**Problem**
Find each line with "adoption" and copy it.

[Data entries]
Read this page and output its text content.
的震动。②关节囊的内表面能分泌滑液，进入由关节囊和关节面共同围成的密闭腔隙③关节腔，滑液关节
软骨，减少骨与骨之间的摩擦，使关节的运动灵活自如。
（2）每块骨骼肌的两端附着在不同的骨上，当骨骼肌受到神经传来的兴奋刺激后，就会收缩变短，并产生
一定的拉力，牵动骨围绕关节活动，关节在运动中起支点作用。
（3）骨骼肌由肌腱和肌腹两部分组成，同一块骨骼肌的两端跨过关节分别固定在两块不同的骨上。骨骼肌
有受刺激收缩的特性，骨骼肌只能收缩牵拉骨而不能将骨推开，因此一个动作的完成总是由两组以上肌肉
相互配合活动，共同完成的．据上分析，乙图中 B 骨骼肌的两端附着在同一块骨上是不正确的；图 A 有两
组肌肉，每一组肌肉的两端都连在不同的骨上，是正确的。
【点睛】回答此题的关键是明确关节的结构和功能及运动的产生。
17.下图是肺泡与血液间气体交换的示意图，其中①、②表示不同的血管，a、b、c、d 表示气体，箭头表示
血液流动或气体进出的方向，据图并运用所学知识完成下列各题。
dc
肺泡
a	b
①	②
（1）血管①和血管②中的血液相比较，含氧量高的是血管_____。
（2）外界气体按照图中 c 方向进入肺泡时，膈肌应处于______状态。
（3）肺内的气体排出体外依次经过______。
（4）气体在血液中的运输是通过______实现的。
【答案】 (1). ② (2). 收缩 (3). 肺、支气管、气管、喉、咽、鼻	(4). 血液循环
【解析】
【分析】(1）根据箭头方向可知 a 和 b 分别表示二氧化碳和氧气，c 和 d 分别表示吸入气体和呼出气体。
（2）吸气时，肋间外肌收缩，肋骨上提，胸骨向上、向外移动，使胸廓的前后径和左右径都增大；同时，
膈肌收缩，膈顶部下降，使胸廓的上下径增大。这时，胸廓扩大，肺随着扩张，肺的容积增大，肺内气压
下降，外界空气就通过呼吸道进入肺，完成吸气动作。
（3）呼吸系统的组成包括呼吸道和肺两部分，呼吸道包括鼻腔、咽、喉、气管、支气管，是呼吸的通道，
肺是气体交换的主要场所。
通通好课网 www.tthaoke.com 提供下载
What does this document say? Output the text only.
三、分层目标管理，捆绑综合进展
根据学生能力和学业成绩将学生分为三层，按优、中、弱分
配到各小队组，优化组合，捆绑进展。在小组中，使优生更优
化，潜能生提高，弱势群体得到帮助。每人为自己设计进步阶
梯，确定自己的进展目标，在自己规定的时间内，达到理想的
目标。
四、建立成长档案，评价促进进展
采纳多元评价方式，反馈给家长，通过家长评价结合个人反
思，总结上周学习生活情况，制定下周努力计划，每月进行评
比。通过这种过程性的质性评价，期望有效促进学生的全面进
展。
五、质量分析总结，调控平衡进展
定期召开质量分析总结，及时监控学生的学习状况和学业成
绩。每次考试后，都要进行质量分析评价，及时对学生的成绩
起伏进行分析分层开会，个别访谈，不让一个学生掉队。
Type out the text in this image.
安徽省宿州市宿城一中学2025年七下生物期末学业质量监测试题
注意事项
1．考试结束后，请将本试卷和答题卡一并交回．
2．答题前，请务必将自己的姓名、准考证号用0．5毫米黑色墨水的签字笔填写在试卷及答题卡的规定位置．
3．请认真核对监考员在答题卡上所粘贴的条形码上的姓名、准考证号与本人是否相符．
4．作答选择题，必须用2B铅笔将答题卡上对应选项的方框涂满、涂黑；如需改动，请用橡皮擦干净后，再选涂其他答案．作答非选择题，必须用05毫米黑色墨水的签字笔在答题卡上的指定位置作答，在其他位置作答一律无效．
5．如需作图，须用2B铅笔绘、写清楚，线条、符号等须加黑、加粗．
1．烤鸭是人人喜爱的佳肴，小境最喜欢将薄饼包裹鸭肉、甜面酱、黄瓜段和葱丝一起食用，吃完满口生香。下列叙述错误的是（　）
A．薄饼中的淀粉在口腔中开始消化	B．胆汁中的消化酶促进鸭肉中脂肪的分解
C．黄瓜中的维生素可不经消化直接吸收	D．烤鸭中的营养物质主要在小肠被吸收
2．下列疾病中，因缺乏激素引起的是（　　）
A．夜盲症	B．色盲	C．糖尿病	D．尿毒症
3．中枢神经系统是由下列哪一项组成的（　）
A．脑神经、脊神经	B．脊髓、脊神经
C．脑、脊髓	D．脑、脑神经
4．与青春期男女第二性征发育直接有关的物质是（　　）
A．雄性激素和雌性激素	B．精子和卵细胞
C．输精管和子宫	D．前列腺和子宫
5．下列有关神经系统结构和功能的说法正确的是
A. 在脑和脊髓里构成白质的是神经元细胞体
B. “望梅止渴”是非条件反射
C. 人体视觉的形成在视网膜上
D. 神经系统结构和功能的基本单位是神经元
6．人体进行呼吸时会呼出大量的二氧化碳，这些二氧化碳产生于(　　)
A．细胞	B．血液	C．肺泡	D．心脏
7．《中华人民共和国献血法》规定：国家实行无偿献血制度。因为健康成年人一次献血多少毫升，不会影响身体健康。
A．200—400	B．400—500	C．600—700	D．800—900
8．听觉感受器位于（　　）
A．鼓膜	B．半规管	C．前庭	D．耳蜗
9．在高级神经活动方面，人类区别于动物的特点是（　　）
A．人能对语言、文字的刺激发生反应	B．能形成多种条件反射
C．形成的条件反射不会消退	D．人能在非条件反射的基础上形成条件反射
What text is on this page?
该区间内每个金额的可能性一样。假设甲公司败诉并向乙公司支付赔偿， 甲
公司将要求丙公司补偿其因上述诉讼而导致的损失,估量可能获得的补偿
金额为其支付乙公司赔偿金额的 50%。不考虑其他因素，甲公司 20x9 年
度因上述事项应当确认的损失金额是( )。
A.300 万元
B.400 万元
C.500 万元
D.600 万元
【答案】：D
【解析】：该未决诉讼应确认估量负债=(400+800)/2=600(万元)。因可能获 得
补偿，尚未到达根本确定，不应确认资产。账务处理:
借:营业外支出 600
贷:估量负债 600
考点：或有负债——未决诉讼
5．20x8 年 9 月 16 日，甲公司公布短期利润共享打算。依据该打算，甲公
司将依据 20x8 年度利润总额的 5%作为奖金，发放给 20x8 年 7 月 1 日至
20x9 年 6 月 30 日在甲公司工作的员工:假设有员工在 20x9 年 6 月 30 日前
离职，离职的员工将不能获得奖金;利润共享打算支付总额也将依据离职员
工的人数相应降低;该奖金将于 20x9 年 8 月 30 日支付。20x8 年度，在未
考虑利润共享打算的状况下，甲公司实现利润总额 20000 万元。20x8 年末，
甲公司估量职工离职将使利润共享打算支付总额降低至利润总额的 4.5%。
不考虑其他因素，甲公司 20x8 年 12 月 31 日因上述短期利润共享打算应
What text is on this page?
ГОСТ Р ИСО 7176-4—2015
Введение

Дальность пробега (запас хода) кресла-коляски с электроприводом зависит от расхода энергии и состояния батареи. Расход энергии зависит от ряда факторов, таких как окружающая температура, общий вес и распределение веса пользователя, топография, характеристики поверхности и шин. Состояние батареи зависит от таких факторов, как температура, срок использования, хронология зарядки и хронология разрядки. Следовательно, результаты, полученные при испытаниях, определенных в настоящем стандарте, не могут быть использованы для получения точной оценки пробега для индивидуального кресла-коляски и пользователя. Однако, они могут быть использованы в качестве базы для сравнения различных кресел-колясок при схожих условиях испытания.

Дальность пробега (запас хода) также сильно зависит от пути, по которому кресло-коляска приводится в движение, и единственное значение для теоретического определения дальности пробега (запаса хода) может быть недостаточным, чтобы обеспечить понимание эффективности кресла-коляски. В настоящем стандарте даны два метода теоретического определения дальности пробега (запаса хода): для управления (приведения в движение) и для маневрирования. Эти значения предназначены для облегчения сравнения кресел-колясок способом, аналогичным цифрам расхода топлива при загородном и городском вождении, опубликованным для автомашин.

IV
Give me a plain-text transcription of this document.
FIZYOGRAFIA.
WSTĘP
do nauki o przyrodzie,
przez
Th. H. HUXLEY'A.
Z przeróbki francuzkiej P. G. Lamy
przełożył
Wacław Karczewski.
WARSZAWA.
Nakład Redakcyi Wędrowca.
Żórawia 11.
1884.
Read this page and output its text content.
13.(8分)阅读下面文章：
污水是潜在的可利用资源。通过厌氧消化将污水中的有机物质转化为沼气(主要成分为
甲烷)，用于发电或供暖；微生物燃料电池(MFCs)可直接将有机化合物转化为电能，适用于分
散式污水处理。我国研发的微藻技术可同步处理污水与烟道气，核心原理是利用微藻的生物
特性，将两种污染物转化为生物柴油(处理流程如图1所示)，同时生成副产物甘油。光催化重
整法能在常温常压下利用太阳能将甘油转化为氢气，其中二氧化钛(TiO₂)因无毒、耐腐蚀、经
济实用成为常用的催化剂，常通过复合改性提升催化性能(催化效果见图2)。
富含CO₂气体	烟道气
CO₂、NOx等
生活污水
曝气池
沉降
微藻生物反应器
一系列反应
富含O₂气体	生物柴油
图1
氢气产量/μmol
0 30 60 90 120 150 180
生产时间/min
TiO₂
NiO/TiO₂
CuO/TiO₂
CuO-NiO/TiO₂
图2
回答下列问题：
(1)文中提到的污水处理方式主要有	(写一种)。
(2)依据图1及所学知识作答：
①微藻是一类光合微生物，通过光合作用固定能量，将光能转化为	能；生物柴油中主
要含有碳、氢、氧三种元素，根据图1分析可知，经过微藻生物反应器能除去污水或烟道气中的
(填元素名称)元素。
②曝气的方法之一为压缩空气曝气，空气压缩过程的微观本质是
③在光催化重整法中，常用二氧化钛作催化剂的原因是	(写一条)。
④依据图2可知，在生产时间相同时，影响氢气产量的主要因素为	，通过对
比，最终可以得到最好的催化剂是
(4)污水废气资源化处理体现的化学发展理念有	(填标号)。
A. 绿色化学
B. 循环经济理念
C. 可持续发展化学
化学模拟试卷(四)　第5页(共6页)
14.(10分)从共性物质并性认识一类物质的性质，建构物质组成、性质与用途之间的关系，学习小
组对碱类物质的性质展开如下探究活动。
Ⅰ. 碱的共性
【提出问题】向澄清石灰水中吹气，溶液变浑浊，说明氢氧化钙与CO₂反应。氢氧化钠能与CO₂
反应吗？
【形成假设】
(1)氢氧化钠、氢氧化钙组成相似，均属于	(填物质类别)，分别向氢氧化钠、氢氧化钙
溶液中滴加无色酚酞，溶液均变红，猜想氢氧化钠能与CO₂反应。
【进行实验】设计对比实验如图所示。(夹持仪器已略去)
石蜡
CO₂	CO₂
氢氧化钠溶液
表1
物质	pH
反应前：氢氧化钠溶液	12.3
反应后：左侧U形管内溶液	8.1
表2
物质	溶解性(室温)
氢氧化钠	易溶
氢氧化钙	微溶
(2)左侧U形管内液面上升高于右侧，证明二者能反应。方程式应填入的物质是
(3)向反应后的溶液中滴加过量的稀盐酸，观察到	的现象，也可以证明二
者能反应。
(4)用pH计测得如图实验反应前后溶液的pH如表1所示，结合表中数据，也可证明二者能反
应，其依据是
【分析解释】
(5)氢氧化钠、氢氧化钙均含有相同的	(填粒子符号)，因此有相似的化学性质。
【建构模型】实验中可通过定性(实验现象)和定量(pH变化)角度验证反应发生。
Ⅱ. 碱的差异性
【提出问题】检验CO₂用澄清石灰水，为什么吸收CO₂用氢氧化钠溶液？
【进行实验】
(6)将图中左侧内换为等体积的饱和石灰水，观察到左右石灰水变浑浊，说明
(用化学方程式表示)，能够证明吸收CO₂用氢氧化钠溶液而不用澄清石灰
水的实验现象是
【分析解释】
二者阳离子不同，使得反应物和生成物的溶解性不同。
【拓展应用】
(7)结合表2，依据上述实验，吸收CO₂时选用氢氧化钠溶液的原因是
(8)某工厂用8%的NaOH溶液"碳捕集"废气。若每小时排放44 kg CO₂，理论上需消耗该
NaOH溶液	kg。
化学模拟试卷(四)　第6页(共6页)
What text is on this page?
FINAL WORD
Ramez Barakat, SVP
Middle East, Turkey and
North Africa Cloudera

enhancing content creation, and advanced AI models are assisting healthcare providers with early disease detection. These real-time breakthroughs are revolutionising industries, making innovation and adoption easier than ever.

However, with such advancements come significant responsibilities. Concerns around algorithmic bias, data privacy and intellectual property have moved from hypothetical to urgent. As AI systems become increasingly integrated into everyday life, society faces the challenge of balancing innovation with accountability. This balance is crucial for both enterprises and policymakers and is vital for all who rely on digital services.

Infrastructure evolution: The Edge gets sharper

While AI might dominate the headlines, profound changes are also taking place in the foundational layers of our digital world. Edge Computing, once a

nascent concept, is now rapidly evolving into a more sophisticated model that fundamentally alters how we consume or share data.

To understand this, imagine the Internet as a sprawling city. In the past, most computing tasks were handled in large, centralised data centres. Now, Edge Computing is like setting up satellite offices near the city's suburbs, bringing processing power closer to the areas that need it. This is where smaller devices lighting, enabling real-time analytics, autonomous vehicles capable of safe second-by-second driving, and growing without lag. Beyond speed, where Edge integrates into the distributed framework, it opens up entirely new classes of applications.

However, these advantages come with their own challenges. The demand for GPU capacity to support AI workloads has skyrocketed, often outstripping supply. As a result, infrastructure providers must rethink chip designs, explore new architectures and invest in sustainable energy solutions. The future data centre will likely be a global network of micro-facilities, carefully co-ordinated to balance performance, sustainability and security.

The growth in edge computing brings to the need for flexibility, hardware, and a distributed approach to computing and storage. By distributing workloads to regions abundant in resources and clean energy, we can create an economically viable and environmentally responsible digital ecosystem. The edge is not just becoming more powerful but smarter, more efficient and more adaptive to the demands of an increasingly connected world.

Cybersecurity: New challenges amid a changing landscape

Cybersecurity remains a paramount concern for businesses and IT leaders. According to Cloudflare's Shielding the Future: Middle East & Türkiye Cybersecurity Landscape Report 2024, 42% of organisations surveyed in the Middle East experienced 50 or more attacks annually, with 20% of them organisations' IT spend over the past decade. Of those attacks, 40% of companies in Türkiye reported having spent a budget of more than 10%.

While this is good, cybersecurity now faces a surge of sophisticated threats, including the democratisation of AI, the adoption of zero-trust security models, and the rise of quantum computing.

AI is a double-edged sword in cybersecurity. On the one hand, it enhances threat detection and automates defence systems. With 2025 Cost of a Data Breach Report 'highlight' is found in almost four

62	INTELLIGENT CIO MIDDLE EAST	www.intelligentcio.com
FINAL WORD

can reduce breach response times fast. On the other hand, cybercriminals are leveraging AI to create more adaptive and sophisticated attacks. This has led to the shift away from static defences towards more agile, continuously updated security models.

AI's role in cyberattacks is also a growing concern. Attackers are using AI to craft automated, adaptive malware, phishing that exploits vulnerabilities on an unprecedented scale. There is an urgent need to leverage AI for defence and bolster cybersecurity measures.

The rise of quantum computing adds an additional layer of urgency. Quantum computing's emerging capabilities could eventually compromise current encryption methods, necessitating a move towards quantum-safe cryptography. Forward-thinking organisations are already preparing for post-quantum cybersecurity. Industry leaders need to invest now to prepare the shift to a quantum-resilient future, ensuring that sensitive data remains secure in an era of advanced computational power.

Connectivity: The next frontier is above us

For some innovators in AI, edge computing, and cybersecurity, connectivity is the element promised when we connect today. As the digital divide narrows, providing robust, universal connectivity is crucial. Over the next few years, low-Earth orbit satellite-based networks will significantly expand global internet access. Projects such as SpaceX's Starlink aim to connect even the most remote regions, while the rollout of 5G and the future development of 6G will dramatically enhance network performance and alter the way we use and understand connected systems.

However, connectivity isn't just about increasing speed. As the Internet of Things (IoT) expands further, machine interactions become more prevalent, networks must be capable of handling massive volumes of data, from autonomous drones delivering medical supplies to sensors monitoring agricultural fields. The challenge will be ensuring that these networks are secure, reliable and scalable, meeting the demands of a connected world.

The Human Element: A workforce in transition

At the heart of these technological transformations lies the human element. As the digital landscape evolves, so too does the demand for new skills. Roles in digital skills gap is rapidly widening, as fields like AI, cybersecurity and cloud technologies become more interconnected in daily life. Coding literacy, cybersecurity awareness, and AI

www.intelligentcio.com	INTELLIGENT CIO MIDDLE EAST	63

**Problem solution**
enhancing content creation, and advanced AI models are assisting healthcare providers with early disease detection. These real-time breakthroughs are revolutionising industries, making innovation and adoption easier than ever.
While this is good, cybersecurity now faces a surge of sophisticated threats, including the democratisation of AI, the adoption of zero-trust security models, and the rise of quantum computing.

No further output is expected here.